> _Work to do_
Gather from the listing below each line that includes the word "書き込み", and copy it.

> _Listed records_
· · · · ·

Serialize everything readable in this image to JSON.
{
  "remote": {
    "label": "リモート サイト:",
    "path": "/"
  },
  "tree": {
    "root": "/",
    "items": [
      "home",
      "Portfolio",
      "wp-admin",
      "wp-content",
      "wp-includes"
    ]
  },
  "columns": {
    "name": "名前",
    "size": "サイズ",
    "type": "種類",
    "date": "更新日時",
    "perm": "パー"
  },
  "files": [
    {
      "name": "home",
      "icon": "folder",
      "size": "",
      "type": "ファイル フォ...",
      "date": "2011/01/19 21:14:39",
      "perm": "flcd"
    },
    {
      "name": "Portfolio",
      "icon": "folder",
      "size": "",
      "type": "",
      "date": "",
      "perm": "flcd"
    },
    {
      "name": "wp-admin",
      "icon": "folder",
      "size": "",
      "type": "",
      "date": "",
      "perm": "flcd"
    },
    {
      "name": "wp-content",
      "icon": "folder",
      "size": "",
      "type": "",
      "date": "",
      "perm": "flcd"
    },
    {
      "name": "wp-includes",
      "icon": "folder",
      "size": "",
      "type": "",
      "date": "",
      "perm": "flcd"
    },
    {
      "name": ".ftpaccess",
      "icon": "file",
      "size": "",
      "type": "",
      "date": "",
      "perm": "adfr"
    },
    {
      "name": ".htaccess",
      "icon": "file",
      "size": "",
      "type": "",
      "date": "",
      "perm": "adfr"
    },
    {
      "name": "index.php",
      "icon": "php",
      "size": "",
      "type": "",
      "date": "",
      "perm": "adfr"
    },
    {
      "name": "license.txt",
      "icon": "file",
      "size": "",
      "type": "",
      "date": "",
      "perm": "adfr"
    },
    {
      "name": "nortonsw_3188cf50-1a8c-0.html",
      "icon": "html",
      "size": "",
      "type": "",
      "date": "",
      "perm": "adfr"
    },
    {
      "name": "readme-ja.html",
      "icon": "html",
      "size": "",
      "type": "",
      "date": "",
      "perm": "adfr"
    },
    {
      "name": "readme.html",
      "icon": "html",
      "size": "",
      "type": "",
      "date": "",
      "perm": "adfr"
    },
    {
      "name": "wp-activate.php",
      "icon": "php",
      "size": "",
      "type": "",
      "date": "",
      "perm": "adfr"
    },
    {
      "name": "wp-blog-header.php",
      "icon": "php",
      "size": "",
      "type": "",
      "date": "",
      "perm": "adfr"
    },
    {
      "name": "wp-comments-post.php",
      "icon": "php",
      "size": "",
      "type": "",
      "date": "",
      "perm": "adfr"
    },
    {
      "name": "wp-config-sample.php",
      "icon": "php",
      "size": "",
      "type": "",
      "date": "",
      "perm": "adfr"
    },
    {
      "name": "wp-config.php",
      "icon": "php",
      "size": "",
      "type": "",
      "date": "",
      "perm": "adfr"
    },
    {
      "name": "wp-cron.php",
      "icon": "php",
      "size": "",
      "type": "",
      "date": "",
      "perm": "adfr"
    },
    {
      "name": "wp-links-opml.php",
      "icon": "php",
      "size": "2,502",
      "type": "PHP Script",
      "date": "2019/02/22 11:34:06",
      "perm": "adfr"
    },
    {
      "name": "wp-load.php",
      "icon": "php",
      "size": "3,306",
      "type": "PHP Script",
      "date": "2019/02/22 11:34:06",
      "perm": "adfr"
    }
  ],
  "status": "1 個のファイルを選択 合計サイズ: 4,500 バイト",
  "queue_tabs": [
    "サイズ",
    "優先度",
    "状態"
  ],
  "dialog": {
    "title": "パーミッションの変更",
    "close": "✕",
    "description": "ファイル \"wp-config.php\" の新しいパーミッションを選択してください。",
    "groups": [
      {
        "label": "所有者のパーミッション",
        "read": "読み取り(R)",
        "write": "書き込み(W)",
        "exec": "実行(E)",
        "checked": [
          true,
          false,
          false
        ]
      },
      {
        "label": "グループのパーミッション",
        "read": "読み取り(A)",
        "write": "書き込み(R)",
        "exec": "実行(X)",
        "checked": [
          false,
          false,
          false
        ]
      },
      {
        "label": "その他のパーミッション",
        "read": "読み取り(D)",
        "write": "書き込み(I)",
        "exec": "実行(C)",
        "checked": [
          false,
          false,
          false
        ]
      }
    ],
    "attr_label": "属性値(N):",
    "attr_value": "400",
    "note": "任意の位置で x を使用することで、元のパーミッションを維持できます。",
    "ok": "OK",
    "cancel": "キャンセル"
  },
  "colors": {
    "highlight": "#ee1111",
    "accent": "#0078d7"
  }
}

· · · · ·

> _Written answer_
        "write": "書き込み(W)",
        "write": "書き込み(R)",
        "write": "書き込み(I)",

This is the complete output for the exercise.